*WHAT THIS TASK INVOLVES*:
Can you reproduce every line below without changing anything, but leave out the pictures?
○ ○ ○
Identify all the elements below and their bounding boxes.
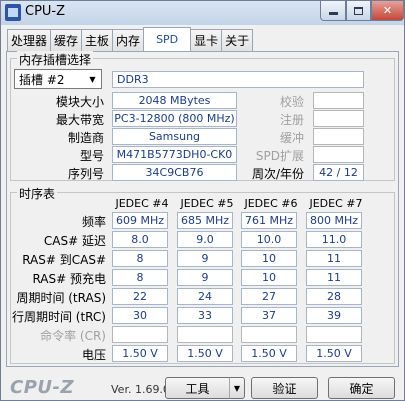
- timing-cell: 30: [112, 307, 168, 324]
- minimize-icon: [328, 12, 338, 15]
- manufacturer-label: 制造商: [67, 131, 104, 145]
- tab-bar: 处理器 缓存 主板 内存 SPD 显卡 关于: [7, 27, 254, 51]
- window-title: CPU-Z: [25, 4, 66, 19]
- timing-cell: [177, 326, 233, 343]
- timing-row-label: 行周期时间 (tRC): [11, 310, 106, 324]
- timing-cell: 33: [177, 307, 233, 324]
- timings-group-title: 时序表: [17, 185, 58, 202]
- timing-cell: 9: [177, 269, 233, 286]
- minimize-button[interactable]: [320, 1, 346, 21]
- timing-cell: [241, 326, 297, 343]
- column-header: JEDEC #4: [115, 197, 169, 210]
- tab-graphics[interactable]: 显卡: [190, 29, 223, 51]
- timing-cell: 37: [241, 307, 297, 324]
- timing-row-label: 电压: [81, 348, 106, 362]
- timing-cell: 609 MHz: [112, 212, 168, 229]
- close-icon: ✕: [382, 4, 393, 17]
- timing-row-label: CAS# 延迟: [43, 234, 106, 248]
- timing-cell: 39: [306, 307, 362, 324]
- timing-cell: 27: [241, 288, 297, 305]
- manufacturer-field: Samsung: [112, 128, 237, 145]
- validate-button[interactable]: 验证: [251, 377, 318, 399]
- timing-cell: 11: [306, 269, 362, 286]
- tools-button[interactable]: 工具: [165, 377, 230, 399]
- max-bandwidth-label: 最大带宽: [55, 113, 104, 127]
- timing-cell: 800 MHz: [306, 212, 362, 229]
- timing-row-label: RAS# 到CAS#: [22, 253, 106, 267]
- timing-cell: 10: [241, 250, 297, 267]
- tab-spd[interactable]: SPD: [143, 27, 192, 51]
- registered-field: [313, 110, 364, 127]
- module-size-field: 2048 MBytes: [112, 92, 237, 109]
- serial-number-label: 序列号: [67, 167, 104, 181]
- week-year-label: 周次/年份: [251, 167, 304, 181]
- timing-cell: 1.50 V: [177, 345, 233, 362]
- spd-ext-field: [313, 146, 364, 163]
- serial-number-field: 34C9CB76: [112, 164, 237, 181]
- timing-cell: 761 MHz: [241, 212, 297, 229]
- timing-cell: 22: [112, 288, 168, 305]
- tools-dropdown-arrow[interactable]: ▼: [229, 377, 245, 399]
- close-button[interactable]: ✕: [371, 1, 404, 21]
- slot-group-title: 内存插槽选择: [17, 51, 94, 68]
- cpuz-app-icon: [5, 4, 21, 21]
- timing-row-label: 周期时间 (tRAS): [16, 291, 106, 305]
- tab-mainboard[interactable]: 主板: [81, 29, 114, 51]
- timing-cell: 10: [241, 269, 297, 286]
- timing-cell: 11: [306, 250, 362, 267]
- cpuz-brand-logo: CPU-Z: [10, 377, 75, 398]
- timing-cell: 10.0: [241, 231, 297, 248]
- slot-select-dropdown[interactable]: 插槽 #2 ▼: [14, 69, 102, 89]
- cpuz-window: CPU-Z ✕ 处理器 缓存 主板 内存 SPD 显卡 关于 内存插槽选择 插槽…: [0, 0, 405, 401]
- max-bandwidth-field: PC3-12800 (800 MHz): [112, 110, 237, 127]
- module-size-label: 模块大小: [55, 95, 104, 109]
- timing-cell: 685 MHz: [177, 212, 233, 229]
- timing-cell: 8: [112, 250, 168, 267]
- timing-row-label: 命令率 (CR): [40, 329, 106, 343]
- maximize-icon: [354, 6, 363, 15]
- title-bar[interactable]: CPU-Z ✕: [1, 1, 404, 25]
- ok-button-label: 确定: [349, 381, 374, 396]
- correction-label: 校验: [279, 95, 304, 109]
- maximize-button[interactable]: [346, 1, 371, 21]
- column-header: JEDEC #6: [244, 197, 298, 210]
- registered-label: 注册: [279, 113, 304, 127]
- slot-select-value: 插槽 #2: [19, 73, 65, 87]
- timing-cell: 9.0: [177, 231, 233, 248]
- ok-button[interactable]: 确定: [328, 377, 395, 399]
- timing-cell: [306, 326, 362, 343]
- timing-cell: 1.50 V: [241, 345, 297, 362]
- chevron-down-icon: ▼: [233, 383, 241, 393]
- tab-memory[interactable]: 内存: [112, 29, 145, 51]
- timing-cell: 1.50 V: [306, 345, 362, 362]
- column-header: JEDEC #7: [309, 197, 363, 210]
- spd-ext-label: SPD扩展: [255, 149, 304, 163]
- buffered-label: 缓冲: [279, 131, 304, 145]
- part-number-field: M471B5773DH0-CK0: [112, 146, 237, 163]
- buffered-field: [313, 128, 364, 145]
- chevron-down-icon[interactable]: ▼: [85, 71, 100, 87]
- timing-cell: 8: [112, 269, 168, 286]
- timing-cell: 28: [306, 288, 362, 305]
- timing-row-label: 频率: [81, 215, 106, 229]
- memory-type-field: DDR3: [112, 71, 364, 88]
- column-header: JEDEC #5: [180, 197, 234, 210]
- part-number-label: 型号: [79, 149, 104, 163]
- timing-cell: 1.50 V: [112, 345, 168, 362]
- tab-cache[interactable]: 缓存: [50, 29, 83, 51]
- tab-cpu[interactable]: 处理器: [7, 29, 52, 51]
- validate-button-label: 验证: [272, 381, 297, 396]
- timing-cell: 11.0: [306, 231, 362, 248]
- timing-cell: [112, 326, 168, 343]
- timing-row-label: RAS# 预充电: [32, 272, 106, 286]
- timing-cell: 24: [177, 288, 233, 305]
- tab-about[interactable]: 关于: [221, 29, 254, 51]
- timing-cell: 9: [177, 250, 233, 267]
- correction-field: [313, 92, 364, 109]
- week-year-field: 42 / 12: [313, 164, 364, 181]
- timing-cell: 8.0: [112, 231, 168, 248]
- tools-button-label: 工具: [185, 381, 210, 396]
○ ○ ○
*RESPONSE TO THIS TASK*:
Identify all the elements below and their bounding boxes.
- timing-cell: 30: [112, 307, 168, 324]
- minimize-icon: [328, 12, 338, 15]
- manufacturer-label: 制造商: [67, 131, 104, 145]
- tab-bar: 处理器 缓存 主板 内存 SPD 显卡 关于: [7, 27, 254, 51]
- window-title: CPU-Z: [25, 4, 66, 19]
- timing-cell: [177, 326, 233, 343]
- timing-row-label: 行周期时间 (tRC): [11, 310, 106, 324]
- timing-cell: 33: [177, 307, 233, 324]
- timings-group-title: 时序表: [17, 185, 58, 202]
- timing-cell: 9: [177, 269, 233, 286]
- minimize-button[interactable]: [320, 1, 346, 21]
- timing-cell: [241, 326, 297, 343]
- column-header: JEDEC #4: [115, 197, 169, 210]
- tab-graphics[interactable]: 显卡: [190, 29, 223, 51]
- timing-cell: 37: [241, 307, 297, 324]
- timing-row-label: 电压: [81, 348, 106, 362]
- timing-cell: 609 MHz: [112, 212, 168, 229]
- close-icon: ✕: [382, 4, 393, 17]
- timing-row-label: CAS# 延迟: [43, 234, 106, 248]
- timing-cell: 39: [306, 307, 362, 324]
- timing-cell: 27: [241, 288, 297, 305]
- manufacturer-field: Samsung: [112, 128, 237, 145]
- validate-button[interactable]: 验证: [251, 377, 318, 399]
- timing-cell: 11: [306, 269, 362, 286]
- tools-button[interactable]: 工具: [165, 377, 230, 399]
- max-bandwidth-label: 最大带宽: [55, 113, 104, 127]
- timing-cell: 800 MHz: [306, 212, 362, 229]
- timing-row-label: RAS# 到CAS#: [22, 253, 106, 267]
- timing-cell: 10: [241, 250, 297, 267]
- tab-spd[interactable]: SPD: [143, 27, 192, 51]
- registered-field: [313, 110, 364, 127]
- module-size-field: 2048 MBytes: [112, 92, 237, 109]
- serial-number-label: 序列号: [67, 167, 104, 181]
- week-year-label: 周次/年份: [251, 167, 304, 181]
- timing-cell: 1.50 V: [177, 345, 233, 362]
- spd-ext-field: [313, 146, 364, 163]
- serial-number-field: 34C9CB76: [112, 164, 237, 181]
- timing-cell: 761 MHz: [241, 212, 297, 229]
- timing-cell: 22: [112, 288, 168, 305]
- tools-dropdown-arrow[interactable]: ▼: [229, 377, 245, 399]
- close-button[interactable]: ✕: [371, 1, 404, 21]
- slot-group-title: 内存插槽选择: [17, 51, 94, 68]
- cpuz-app-icon: [5, 4, 21, 21]
- timing-row-label: 周期时间 (tRAS): [16, 291, 106, 305]
- tab-mainboard[interactable]: 主板: [81, 29, 114, 51]
- timing-cell: 10: [241, 269, 297, 286]
- timing-cell: 11: [306, 250, 362, 267]
- cpuz-brand-logo: CPU-Z: [10, 377, 75, 398]
- timing-cell: 10.0: [241, 231, 297, 248]
- slot-select-dropdown[interactable]: 插槽 #2 ▼: [14, 69, 102, 89]
- cpuz-window: CPU-Z ✕ 处理器 缓存 主板 内存 SPD 显卡 关于 内存插槽选择 插槽…: [0, 0, 405, 401]
- max-bandwidth-field: PC3-12800 (800 MHz): [112, 110, 237, 127]
- module-size-label: 模块大小: [55, 95, 104, 109]
- timing-cell: 685 MHz: [177, 212, 233, 229]
- timing-cell: 8: [112, 250, 168, 267]
- timing-row-label: 命令率 (CR): [40, 329, 106, 343]
- maximize-icon: [354, 6, 363, 15]
- title-bar[interactable]: CPU-Z ✕: [1, 1, 404, 25]
- ok-button-label: 确定: [349, 381, 374, 396]
- correction-label: 校验: [279, 95, 304, 109]
- maximize-button[interactable]: [346, 1, 371, 21]
- column-header: JEDEC #6: [244, 197, 298, 210]
- registered-label: 注册: [279, 113, 304, 127]
- slot-select-value: 插槽 #2: [19, 73, 65, 87]
- timing-cell: 9.0: [177, 231, 233, 248]
- ok-button[interactable]: 确定: [328, 377, 395, 399]
- timing-cell: [306, 326, 362, 343]
- timing-cell: 1.50 V: [241, 345, 297, 362]
- chevron-down-icon: ▼: [233, 383, 241, 393]
- tab-memory[interactable]: 内存: [112, 29, 145, 51]
- timing-cell: 1.50 V: [306, 345, 362, 362]
- column-header: JEDEC #7: [309, 197, 363, 210]
- spd-ext-label: SPD扩展: [255, 149, 304, 163]
- buffered-label: 缓冲: [279, 131, 304, 145]
- part-number-field: M471B5773DH0-CK0: [112, 146, 237, 163]
- buffered-field: [313, 128, 364, 145]
- chevron-down-icon[interactable]: ▼: [85, 71, 100, 87]
- timing-cell: 8: [112, 269, 168, 286]
- timing-cell: 28: [306, 288, 362, 305]
- timing-row-label: 频率: [81, 215, 106, 229]
- memory-type-field: DDR3: [112, 71, 364, 88]
- column-header: JEDEC #5: [180, 197, 234, 210]
- part-number-label: 型号: [79, 149, 104, 163]
- timing-cell: 1.50 V: [112, 345, 168, 362]
- tab-cache[interactable]: 缓存: [50, 29, 83, 51]
- tab-cpu[interactable]: 处理器: [7, 29, 52, 51]
- validate-button-label: 验证: [272, 381, 297, 396]
- timing-cell: 11.0: [306, 231, 362, 248]
- timing-cell: [112, 326, 168, 343]
- timing-row-label: RAS# 预充电: [32, 272, 106, 286]
- timing-cell: 24: [177, 288, 233, 305]
- tab-about[interactable]: 关于: [221, 29, 254, 51]
- timing-cell: 9: [177, 250, 233, 267]
- correction-field: [313, 92, 364, 109]
- week-year-field: 42 / 12: [313, 164, 364, 181]
- timing-cell: 8.0: [112, 231, 168, 248]
- tools-button-label: 工具: [185, 381, 210, 396]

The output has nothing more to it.